▶ **Extracted data**
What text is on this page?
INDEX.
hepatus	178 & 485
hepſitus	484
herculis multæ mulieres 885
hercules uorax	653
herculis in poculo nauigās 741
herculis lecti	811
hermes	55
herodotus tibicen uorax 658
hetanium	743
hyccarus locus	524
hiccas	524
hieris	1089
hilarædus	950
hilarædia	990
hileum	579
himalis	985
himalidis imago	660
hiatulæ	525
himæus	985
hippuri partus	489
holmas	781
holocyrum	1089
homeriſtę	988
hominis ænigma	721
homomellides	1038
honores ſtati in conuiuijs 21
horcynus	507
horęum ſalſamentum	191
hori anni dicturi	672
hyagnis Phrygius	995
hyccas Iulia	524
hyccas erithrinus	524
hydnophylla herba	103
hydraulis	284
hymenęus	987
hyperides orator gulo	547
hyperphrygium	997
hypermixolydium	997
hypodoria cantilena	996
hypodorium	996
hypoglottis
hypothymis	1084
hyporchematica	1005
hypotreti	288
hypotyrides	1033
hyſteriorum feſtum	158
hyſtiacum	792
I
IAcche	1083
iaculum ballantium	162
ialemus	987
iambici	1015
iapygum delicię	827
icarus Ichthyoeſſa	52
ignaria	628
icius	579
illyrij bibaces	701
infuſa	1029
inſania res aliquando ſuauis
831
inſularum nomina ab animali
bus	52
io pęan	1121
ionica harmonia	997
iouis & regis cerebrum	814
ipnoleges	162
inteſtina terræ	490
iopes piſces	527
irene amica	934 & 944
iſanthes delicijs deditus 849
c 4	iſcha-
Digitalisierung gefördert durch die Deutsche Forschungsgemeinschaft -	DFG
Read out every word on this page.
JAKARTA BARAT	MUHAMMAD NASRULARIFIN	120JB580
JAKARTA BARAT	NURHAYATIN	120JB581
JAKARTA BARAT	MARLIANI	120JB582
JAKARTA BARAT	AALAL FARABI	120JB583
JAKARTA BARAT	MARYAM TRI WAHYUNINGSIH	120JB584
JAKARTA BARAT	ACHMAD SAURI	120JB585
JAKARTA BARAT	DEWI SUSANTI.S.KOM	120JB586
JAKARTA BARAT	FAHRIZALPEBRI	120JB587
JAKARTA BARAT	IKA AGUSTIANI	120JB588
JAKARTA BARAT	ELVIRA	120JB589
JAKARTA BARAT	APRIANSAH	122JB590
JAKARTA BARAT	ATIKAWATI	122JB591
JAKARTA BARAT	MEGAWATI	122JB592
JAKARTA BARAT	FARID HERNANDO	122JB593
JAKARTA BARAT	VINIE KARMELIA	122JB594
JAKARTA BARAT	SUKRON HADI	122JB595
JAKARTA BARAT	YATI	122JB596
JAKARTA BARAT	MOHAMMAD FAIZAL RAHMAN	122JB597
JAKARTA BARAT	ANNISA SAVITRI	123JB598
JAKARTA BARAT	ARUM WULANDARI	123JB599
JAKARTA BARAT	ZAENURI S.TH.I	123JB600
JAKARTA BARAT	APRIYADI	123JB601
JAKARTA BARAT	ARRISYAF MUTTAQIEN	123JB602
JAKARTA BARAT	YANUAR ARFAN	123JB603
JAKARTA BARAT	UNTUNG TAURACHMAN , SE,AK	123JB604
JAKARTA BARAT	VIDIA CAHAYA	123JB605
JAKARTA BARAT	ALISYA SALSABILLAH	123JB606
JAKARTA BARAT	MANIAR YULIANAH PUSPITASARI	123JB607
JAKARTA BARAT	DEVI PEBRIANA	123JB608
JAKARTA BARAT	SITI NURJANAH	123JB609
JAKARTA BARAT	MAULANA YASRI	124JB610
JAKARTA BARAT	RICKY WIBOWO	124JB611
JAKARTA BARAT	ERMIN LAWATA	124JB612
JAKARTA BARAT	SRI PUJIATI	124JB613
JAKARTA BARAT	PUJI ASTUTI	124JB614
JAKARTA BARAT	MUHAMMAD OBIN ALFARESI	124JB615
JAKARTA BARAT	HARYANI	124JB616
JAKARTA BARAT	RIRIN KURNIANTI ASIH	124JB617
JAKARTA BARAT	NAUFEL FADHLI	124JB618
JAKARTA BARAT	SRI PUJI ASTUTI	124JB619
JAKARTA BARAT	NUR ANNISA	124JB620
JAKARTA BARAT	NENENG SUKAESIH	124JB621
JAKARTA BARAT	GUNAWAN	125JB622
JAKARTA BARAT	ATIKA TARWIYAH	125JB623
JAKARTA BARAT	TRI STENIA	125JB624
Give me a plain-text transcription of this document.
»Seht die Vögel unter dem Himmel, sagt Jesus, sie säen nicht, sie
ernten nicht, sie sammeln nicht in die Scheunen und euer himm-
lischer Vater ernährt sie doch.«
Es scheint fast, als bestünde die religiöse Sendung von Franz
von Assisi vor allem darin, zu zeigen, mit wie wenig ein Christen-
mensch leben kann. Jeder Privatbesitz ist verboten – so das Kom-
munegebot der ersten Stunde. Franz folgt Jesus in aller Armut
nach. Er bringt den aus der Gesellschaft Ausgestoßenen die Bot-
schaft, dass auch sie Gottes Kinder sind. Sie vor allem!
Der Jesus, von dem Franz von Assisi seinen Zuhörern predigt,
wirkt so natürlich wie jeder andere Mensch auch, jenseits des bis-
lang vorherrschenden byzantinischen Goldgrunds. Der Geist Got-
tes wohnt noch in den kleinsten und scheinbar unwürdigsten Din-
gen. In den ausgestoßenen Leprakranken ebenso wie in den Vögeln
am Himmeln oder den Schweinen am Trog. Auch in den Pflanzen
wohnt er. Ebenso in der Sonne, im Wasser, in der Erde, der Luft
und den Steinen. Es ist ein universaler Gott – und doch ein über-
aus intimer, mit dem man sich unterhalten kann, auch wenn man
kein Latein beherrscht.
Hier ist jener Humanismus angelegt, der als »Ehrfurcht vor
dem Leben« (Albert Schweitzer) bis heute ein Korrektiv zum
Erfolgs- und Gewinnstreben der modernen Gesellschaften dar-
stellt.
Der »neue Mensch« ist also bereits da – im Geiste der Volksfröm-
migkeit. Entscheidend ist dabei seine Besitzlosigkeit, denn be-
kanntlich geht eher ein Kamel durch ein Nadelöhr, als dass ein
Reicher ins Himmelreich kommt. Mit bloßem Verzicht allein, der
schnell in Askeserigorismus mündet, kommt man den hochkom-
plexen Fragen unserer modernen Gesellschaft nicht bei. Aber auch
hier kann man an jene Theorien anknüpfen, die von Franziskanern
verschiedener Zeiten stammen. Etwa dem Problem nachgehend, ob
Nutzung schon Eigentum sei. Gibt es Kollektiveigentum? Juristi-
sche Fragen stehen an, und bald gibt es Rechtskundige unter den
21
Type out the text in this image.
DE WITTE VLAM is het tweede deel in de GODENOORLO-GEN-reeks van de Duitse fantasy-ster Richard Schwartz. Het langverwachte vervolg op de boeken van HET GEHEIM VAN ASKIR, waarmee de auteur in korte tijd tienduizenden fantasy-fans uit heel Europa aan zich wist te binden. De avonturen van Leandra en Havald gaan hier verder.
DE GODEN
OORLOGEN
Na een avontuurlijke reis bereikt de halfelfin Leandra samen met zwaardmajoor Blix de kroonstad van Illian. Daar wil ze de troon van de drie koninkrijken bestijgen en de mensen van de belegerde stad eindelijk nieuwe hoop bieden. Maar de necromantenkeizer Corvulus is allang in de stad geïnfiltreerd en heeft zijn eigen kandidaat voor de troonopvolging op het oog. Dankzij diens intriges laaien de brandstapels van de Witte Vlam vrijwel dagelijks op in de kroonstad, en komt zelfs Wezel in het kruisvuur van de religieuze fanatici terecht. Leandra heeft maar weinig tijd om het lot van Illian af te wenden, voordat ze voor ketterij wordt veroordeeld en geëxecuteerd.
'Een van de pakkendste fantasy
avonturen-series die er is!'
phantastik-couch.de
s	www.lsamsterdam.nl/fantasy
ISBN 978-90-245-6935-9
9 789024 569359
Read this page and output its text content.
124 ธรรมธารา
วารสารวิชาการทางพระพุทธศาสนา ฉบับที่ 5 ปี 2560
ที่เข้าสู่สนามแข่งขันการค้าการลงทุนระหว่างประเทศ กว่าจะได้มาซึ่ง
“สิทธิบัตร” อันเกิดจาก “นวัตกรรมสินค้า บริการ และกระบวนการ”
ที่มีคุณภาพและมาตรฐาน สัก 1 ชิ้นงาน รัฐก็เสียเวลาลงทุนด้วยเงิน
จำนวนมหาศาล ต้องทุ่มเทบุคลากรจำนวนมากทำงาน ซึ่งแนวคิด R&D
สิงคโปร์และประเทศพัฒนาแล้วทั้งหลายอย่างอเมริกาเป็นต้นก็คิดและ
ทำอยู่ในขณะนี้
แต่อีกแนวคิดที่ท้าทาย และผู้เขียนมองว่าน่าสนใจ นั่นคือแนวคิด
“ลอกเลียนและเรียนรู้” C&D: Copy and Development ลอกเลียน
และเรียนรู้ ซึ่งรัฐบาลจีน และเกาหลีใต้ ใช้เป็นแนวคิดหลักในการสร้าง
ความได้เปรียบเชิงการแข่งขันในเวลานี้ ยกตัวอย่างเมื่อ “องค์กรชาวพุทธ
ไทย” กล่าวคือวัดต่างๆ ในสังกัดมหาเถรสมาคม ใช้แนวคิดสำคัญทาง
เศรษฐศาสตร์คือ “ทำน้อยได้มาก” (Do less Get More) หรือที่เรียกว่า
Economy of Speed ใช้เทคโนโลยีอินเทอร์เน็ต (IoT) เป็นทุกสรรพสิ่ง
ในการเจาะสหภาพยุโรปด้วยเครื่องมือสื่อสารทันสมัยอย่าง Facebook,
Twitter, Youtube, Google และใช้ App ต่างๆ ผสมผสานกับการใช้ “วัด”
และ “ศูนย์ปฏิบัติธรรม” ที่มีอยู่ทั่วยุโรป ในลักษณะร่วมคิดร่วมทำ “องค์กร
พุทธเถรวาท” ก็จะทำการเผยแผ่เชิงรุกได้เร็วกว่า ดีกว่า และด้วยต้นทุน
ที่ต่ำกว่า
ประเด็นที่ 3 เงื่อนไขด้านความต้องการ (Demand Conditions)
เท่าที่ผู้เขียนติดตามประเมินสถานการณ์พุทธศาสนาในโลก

▶ **What to do**
Reproduce only the lines between the line containing "Read this page and output its text content." and the last line of the records, those two lines included, exactly.

▶ **In response**
Read this page and output its text content.
124 ธรรมธารา
วารสารวิชาการทางพระพุทธศาสนา ฉบับที่ 5 ปี 2560
ที่เข้าสู่สนามแข่งขันการค้าการลงทุนระหว่างประเทศ กว่าจะได้มาซึ่ง
“สิทธิบัตร” อันเกิดจาก “นวัตกรรมสินค้า บริการ และกระบวนการ”
ที่มีคุณภาพและมาตรฐาน สัก 1 ชิ้นงาน รัฐก็เสียเวลาลงทุนด้วยเงิน
จำนวนมหาศาล ต้องทุ่มเทบุคลากรจำนวนมากทำงาน ซึ่งแนวคิด R&D
สิงคโปร์และประเทศพัฒนาแล้วทั้งหลายอย่างอเมริกาเป็นต้นก็คิดและ
ทำอยู่ในขณะนี้
แต่อีกแนวคิดที่ท้าทาย และผู้เขียนมองว่าน่าสนใจ นั่นคือแนวคิด
“ลอกเลียนและเรียนรู้” C&D: Copy and Development ลอกเลียน
และเรียนรู้ ซึ่งรัฐบาลจีน และเกาหลีใต้ ใช้เป็นแนวคิดหลักในการสร้าง
ความได้เปรียบเชิงการแข่งขันในเวลานี้ ยกตัวอย่างเมื่อ “องค์กรชาวพุทธ
ไทย” กล่าวคือวัดต่างๆ ในสังกัดมหาเถรสมาคม ใช้แนวคิดสำคัญทาง
เศรษฐศาสตร์คือ “ทำน้อยได้มาก” (Do less Get More) หรือที่เรียกว่า
Economy of Speed ใช้เทคโนโลยีอินเทอร์เน็ต (IoT) เป็นทุกสรรพสิ่ง
ในการเจาะสหภาพยุโรปด้วยเครื่องมือสื่อสารทันสมัยอย่าง Facebook,
Twitter, Youtube, Google และใช้ App ต่างๆ ผสมผสานกับการใช้ “วัด”
และ “ศูนย์ปฏิบัติธรรม” ที่มีอยู่ทั่วยุโรป ในลักษณะร่วมคิดร่วมทำ “องค์กร
พุทธเถรวาท” ก็จะทำการเผยแผ่เชิงรุกได้เร็วกว่า ดีกว่า และด้วยต้นทุน
ที่ต่ำกว่า
ประเด็นที่ 3 เงื่อนไขด้านความต้องการ (Demand Conditions)
เท่าที่ผู้เขียนติดตามประเมินสถานการณ์พุทธศาสนาในโลก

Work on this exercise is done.